- _Task directions_
Provide nothing beyond the count of lines that include the string "label".

# start of Task data

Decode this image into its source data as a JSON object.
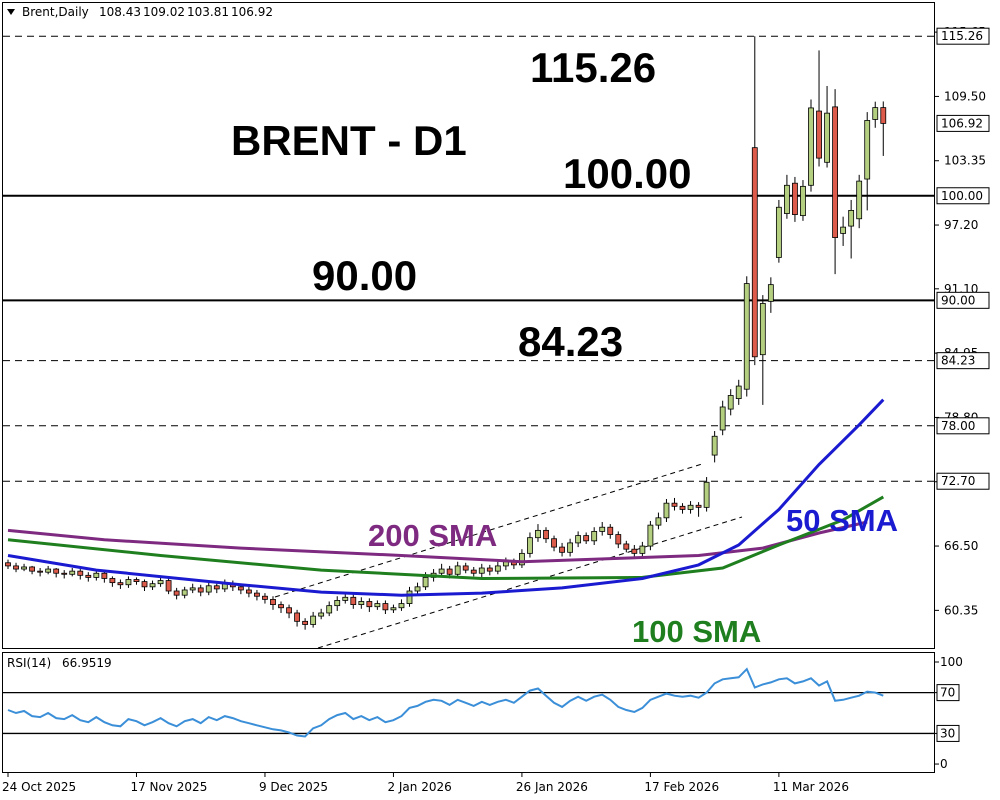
{
  "chart_data": [
    {
      "type": "candlestick",
      "title": "Brent,Daily",
      "annotations": [
        "BRENT - D1",
        "115.26",
        "100.00",
        "90.00",
        "84.23"
      ],
      "categories": [
        "24 Oct 2025",
        null,
        null,
        null,
        null,
        null,
        null,
        null,
        null,
        null,
        null,
        null,
        null,
        null,
        null,
        null,
        "17 Nov 2025",
        null,
        null,
        null,
        null,
        null,
        null,
        null,
        null,
        null,
        null,
        null,
        null,
        null,
        null,
        null,
        "9 Dec 2025",
        null,
        null,
        null,
        null,
        null,
        null,
        null,
        null,
        null,
        null,
        null,
        null,
        null,
        null,
        null,
        "2 Jan 2026",
        null,
        null,
        null,
        null,
        null,
        null,
        null,
        null,
        null,
        null,
        null,
        null,
        null,
        null,
        null,
        "26 Jan 2026",
        null,
        null,
        null,
        null,
        null,
        null,
        null,
        null,
        null,
        null,
        null,
        null,
        null,
        null,
        null,
        "17 Feb 2026",
        null,
        null,
        null,
        null,
        null,
        null,
        null,
        null,
        null,
        null,
        null,
        null,
        null,
        null,
        null,
        "11 Mar 2026",
        null,
        null,
        null,
        null,
        null,
        null,
        null,
        null,
        null,
        null,
        null,
        null,
        null
      ],
      "open": [
        64.9,
        64.6,
        64.3,
        64.5,
        64.1,
        64.0,
        64.3,
        63.9,
        63.8,
        64.1,
        63.7,
        63.5,
        63.9,
        63.4,
        63.0,
        62.8,
        63.3,
        63.1,
        62.6,
        62.9,
        63.2,
        62.2,
        61.8,
        62.3,
        62.5,
        62.1,
        62.7,
        62.4,
        62.9,
        62.6,
        62.3,
        62.0,
        61.7,
        61.4,
        60.9,
        60.6,
        60.1,
        59.3,
        59.0,
        59.8,
        60.1,
        60.8,
        61.3,
        61.6,
        60.9,
        61.2,
        60.7,
        61.0,
        60.4,
        60.6,
        61.0,
        62.2,
        62.6,
        63.5,
        63.9,
        64.3,
        63.8,
        64.6,
        64.2,
        63.9,
        64.4,
        64.1,
        64.6,
        65.0,
        64.7,
        65.8,
        67.3,
        68.0,
        67.2,
        66.4,
        65.9,
        66.8,
        67.5,
        67.0,
        67.9,
        68.3,
        67.6,
        66.7,
        66.2,
        65.8,
        66.5,
        68.5,
        69.2,
        70.6,
        70.3,
        70.0,
        70.4,
        70.2,
        75.2,
        77.6,
        79.6,
        80.6,
        81.5,
        104.6,
        84.8,
        89.9,
        94.1,
        98.3,
        101.2,
        98.1,
        101.0,
        108.1,
        103.2,
        108.5,
        96.4,
        97.1,
        97.8,
        101.6,
        107.3,
        108.43
      ],
      "high": [
        65.2,
        64.9,
        64.8,
        64.6,
        64.4,
        64.6,
        64.4,
        64.2,
        64.4,
        64.3,
        64.0,
        64.2,
        64.1,
        63.6,
        63.3,
        63.6,
        63.5,
        63.3,
        63.2,
        63.5,
        63.4,
        62.5,
        62.6,
        62.9,
        62.8,
        63.0,
        62.9,
        63.3,
        63.2,
        62.9,
        62.6,
        62.3,
        62.0,
        61.7,
        61.2,
        60.9,
        60.4,
        59.6,
        60.2,
        60.5,
        61.2,
        61.7,
        62.0,
        61.9,
        61.6,
        61.5,
        61.3,
        61.3,
        60.9,
        61.4,
        62.6,
        63.0,
        64.0,
        64.3,
        64.8,
        64.6,
        65.0,
        64.9,
        64.5,
        64.8,
        64.7,
        65.0,
        65.4,
        65.3,
        66.2,
        67.8,
        68.6,
        68.3,
        67.5,
        66.8,
        67.2,
        67.9,
        67.8,
        68.3,
        68.8,
        68.6,
        67.9,
        67.0,
        66.6,
        66.9,
        68.9,
        69.7,
        71.0,
        71.1,
        70.6,
        70.8,
        70.7,
        73.1,
        77.5,
        80.4,
        81.5,
        82.4,
        92.3,
        115.26,
        90.5,
        92.2,
        99.6,
        102.0,
        101.8,
        101.5,
        109.2,
        113.9,
        110.5,
        110.2,
        98.0,
        99.6,
        102.0,
        108.0,
        109.0,
        109.02
      ],
      "low": [
        64.3,
        64.0,
        64.1,
        63.8,
        63.6,
        63.8,
        63.5,
        63.4,
        63.6,
        63.3,
        63.1,
        63.2,
        63.0,
        62.6,
        62.4,
        62.5,
        62.8,
        62.2,
        62.3,
        62.6,
        61.9,
        61.4,
        61.5,
        62.0,
        61.7,
        61.8,
        62.0,
        62.1,
        62.2,
        61.9,
        61.6,
        61.3,
        61.0,
        60.4,
        60.1,
        59.6,
        58.8,
        58.5,
        58.7,
        59.5,
        59.8,
        60.3,
        61.0,
        60.5,
        60.5,
        60.2,
        60.4,
        60.0,
        60.1,
        60.3,
        60.7,
        61.9,
        62.3,
        63.1,
        63.6,
        63.4,
        63.5,
        63.9,
        63.6,
        63.5,
        63.7,
        63.8,
        64.2,
        64.3,
        64.4,
        65.4,
        66.9,
        66.8,
        66.0,
        65.5,
        65.5,
        66.4,
        66.7,
        66.6,
        67.5,
        67.2,
        66.3,
        65.9,
        65.4,
        65.4,
        66.1,
        68.1,
        68.8,
        69.9,
        69.6,
        69.6,
        69.3,
        69.8,
        74.5,
        77.1,
        79.0,
        80.0,
        80.8,
        83.8,
        80.0,
        88.8,
        93.6,
        97.8,
        97.5,
        97.6,
        100.4,
        102.8,
        102.7,
        92.5,
        95.2,
        94.0,
        96.9,
        98.6,
        106.5,
        103.81
      ],
      "close": [
        64.6,
        64.3,
        64.5,
        64.1,
        64.0,
        64.3,
        63.9,
        63.8,
        64.1,
        63.7,
        63.5,
        63.9,
        63.4,
        63.0,
        62.8,
        63.3,
        63.1,
        62.6,
        62.9,
        63.2,
        62.2,
        61.8,
        62.3,
        62.5,
        62.1,
        62.7,
        62.4,
        62.9,
        62.6,
        62.3,
        62.0,
        61.7,
        61.4,
        60.9,
        60.6,
        60.1,
        59.3,
        59.0,
        59.8,
        60.1,
        60.8,
        61.3,
        61.6,
        60.9,
        61.2,
        60.7,
        61.0,
        60.4,
        60.6,
        61.0,
        62.2,
        62.6,
        63.5,
        63.9,
        64.3,
        63.8,
        64.6,
        64.2,
        63.9,
        64.4,
        64.1,
        64.6,
        65.0,
        64.7,
        65.8,
        67.3,
        68.0,
        67.2,
        66.4,
        65.9,
        66.8,
        67.5,
        67.0,
        67.9,
        68.3,
        67.6,
        66.7,
        66.2,
        65.8,
        66.5,
        68.5,
        69.2,
        70.6,
        70.3,
        70.0,
        70.4,
        70.2,
        72.6,
        77.0,
        79.8,
        80.9,
        81.8,
        91.6,
        84.6,
        89.7,
        91.5,
        98.9,
        101.0,
        98.2,
        100.9,
        108.4,
        103.6,
        107.9,
        96.0,
        97.0,
        98.6,
        101.4,
        107.2,
        108.43,
        106.92
      ],
      "up_color": "#b4cf80",
      "down_color": "#dd5b4b",
      "series": [
        {
          "name": "200 SMA",
          "color": "#7d2a80",
          "x": [
            0,
            12,
            29,
            49,
            64,
            86,
            94,
            101,
            107
          ],
          "values": [
            68.0,
            67.1,
            66.3,
            65.6,
            65.0,
            65.6,
            66.3,
            67.75,
            68.8
          ]
        },
        {
          "name": "100 SMA",
          "color": "#1f7f1f",
          "x": [
            0,
            19,
            39,
            59,
            79,
            89,
            96,
            104,
            109
          ],
          "values": [
            67.1,
            65.6,
            64.2,
            63.4,
            63.5,
            64.4,
            66.6,
            69.0,
            71.2
          ]
        },
        {
          "name": "50 SMA",
          "color": "#1a1ad0",
          "x": [
            0,
            11,
            29,
            39,
            49,
            59,
            69,
            79,
            86,
            91,
            96,
            101,
            106,
            109
          ],
          "values": [
            65.6,
            64.2,
            62.8,
            62.1,
            61.8,
            62.0,
            62.5,
            63.4,
            64.7,
            66.6,
            70.0,
            74.3,
            78.1,
            80.5
          ]
        }
      ],
      "levels": [
        {
          "value": 115.26,
          "style": "dashed"
        },
        {
          "value": 100,
          "label": "100.00",
          "style": "solid"
        },
        {
          "value": 90,
          "label": "90.00",
          "style": "solid"
        },
        {
          "value": 84.23,
          "style": "dashed"
        },
        {
          "value": 78,
          "label": "78.00",
          "style": "dashed"
        },
        {
          "value": 72.7,
          "label": "72.70",
          "style": "dashed"
        }
      ],
      "ylim": [
        56.75,
        117.0
      ],
      "yticks": [
        60.35,
        {
          "value": 66.5,
          "label": "66.50"
        },
        72.65,
        {
          "value": 78.8,
          "label": "78.80"
        },
        84.95,
        {
          "value": 91.1,
          "label": "91.10"
        },
        {
          "value": 97.2,
          "label": "97.20"
        },
        103.35,
        {
          "value": 109.5,
          "label": "109.50"
        },
        115.65
      ]
    },
    {
      "type": "line",
      "title": "RSI(14)",
      "color": "#3b8fd8",
      "values": [
        53,
        50,
        52,
        47,
        46,
        50,
        45,
        44,
        48,
        43,
        41,
        46,
        41,
        38,
        37,
        44,
        42,
        38,
        41,
        45,
        40,
        37,
        42,
        44,
        40,
        46,
        43,
        47,
        45,
        42,
        40,
        38,
        36,
        34,
        33,
        31,
        28,
        27,
        35,
        38,
        44,
        48,
        50,
        44,
        47,
        43,
        46,
        41,
        43,
        47,
        55,
        57,
        61,
        63,
        62,
        58,
        63,
        60,
        57,
        61,
        58,
        61,
        63,
        60,
        66,
        72,
        74,
        67,
        60,
        56,
        62,
        66,
        62,
        66,
        68,
        63,
        56,
        53,
        51,
        55,
        63,
        66,
        69,
        67,
        66,
        67,
        65,
        70,
        79,
        83,
        84,
        85,
        93,
        75,
        78,
        80,
        83,
        84,
        79,
        81,
        84,
        77,
        81,
        62,
        63,
        65,
        67,
        71,
        70,
        66.9519
      ],
      "levels": [
        70,
        30
      ],
      "ylim": [
        -7.8,
        109.8
      ],
      "yticks": [
        0,
        30,
        70,
        100
      ]
    }
  ]
}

# end of Task data

- _Expected answer_
9